Set exercise »
Pick out every line holding the string "placement" and copy it.

-- BEGIN Provided data --

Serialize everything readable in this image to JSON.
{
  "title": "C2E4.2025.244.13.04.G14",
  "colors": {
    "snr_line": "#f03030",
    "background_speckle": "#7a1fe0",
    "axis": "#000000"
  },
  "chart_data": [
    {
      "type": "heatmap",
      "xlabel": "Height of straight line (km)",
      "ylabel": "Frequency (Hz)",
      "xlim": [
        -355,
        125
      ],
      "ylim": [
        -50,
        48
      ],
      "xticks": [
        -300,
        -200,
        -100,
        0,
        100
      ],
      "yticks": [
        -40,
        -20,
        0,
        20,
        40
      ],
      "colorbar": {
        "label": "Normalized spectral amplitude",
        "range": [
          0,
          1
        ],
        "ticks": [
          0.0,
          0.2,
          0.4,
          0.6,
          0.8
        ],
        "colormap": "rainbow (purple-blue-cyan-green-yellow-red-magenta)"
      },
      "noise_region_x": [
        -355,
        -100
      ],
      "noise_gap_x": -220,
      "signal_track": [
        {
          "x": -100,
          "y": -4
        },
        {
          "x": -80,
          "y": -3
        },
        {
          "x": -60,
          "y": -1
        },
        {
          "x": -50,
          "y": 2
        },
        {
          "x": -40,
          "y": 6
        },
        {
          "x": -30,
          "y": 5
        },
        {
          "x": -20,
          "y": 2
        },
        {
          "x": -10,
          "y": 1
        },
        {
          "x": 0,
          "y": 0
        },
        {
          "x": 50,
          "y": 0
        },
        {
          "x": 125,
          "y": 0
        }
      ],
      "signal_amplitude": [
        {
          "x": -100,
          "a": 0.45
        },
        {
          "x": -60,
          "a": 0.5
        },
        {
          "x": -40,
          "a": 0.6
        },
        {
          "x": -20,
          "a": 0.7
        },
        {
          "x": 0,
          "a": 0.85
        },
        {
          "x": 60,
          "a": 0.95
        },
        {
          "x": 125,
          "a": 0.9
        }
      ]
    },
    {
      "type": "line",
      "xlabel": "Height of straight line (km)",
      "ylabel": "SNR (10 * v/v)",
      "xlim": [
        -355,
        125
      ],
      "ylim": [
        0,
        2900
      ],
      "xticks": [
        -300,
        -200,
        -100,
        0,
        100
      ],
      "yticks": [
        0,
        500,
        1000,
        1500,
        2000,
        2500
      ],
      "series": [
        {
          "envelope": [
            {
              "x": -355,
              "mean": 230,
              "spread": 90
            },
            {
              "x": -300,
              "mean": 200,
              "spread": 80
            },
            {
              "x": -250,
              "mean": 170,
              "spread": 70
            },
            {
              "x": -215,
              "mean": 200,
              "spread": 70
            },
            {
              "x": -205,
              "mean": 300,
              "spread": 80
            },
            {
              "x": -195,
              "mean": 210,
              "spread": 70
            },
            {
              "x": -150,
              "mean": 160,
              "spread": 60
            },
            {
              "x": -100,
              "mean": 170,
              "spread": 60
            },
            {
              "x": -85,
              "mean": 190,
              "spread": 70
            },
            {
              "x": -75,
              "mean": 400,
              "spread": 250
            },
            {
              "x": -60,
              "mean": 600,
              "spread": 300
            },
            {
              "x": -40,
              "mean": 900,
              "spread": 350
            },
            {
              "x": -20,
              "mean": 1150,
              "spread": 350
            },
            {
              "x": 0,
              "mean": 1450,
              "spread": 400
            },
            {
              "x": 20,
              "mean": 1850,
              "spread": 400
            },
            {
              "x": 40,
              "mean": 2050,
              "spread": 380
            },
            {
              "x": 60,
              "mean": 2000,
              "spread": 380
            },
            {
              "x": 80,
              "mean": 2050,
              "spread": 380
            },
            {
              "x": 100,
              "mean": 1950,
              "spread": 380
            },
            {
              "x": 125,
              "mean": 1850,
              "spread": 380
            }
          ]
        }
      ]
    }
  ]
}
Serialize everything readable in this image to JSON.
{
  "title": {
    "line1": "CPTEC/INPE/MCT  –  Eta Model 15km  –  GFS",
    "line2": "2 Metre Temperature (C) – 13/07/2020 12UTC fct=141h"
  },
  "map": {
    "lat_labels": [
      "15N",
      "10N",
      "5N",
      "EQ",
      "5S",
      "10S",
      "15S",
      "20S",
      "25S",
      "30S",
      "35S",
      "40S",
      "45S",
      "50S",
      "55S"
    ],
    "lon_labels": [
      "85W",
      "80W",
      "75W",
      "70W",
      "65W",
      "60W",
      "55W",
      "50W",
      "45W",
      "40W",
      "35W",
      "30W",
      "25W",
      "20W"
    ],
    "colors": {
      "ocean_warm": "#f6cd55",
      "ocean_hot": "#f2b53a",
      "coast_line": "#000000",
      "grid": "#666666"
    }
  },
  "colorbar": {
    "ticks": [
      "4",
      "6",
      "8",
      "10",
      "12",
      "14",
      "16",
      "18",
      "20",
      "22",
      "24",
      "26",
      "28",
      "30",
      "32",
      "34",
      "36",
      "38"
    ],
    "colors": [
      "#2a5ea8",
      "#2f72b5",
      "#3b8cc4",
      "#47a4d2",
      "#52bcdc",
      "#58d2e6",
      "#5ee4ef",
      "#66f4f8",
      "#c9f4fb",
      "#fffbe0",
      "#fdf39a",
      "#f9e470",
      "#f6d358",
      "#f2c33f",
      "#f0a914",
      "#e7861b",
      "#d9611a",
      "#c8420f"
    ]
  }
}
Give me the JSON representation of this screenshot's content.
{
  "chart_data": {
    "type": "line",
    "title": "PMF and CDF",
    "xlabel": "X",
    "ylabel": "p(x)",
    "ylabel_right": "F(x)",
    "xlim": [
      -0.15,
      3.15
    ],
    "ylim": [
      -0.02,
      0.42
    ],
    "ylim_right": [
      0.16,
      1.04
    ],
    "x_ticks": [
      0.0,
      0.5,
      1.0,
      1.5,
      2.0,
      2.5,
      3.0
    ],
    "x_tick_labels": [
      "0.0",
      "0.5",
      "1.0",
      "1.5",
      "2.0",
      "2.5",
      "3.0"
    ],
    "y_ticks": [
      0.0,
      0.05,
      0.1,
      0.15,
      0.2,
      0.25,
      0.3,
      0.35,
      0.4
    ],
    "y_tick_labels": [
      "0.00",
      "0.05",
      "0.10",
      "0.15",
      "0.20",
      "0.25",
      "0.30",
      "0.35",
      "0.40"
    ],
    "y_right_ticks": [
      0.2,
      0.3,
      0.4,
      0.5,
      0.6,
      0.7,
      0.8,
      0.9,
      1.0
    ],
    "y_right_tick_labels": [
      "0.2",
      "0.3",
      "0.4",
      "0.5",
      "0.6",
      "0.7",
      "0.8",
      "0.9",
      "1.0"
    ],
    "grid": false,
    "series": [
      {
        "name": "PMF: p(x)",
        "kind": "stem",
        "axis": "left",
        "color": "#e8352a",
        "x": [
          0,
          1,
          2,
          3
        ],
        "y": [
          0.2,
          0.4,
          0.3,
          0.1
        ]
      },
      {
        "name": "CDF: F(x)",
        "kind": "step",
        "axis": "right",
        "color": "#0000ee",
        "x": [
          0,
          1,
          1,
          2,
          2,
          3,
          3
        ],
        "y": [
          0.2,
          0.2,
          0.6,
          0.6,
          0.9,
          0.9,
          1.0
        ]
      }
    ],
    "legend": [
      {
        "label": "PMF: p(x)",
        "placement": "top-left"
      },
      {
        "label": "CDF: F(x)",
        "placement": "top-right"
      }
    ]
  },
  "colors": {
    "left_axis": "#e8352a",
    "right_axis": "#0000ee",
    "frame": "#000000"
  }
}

-- END Provided data --

Reply »
        "placement": "top-left"
        "placement": "top-right"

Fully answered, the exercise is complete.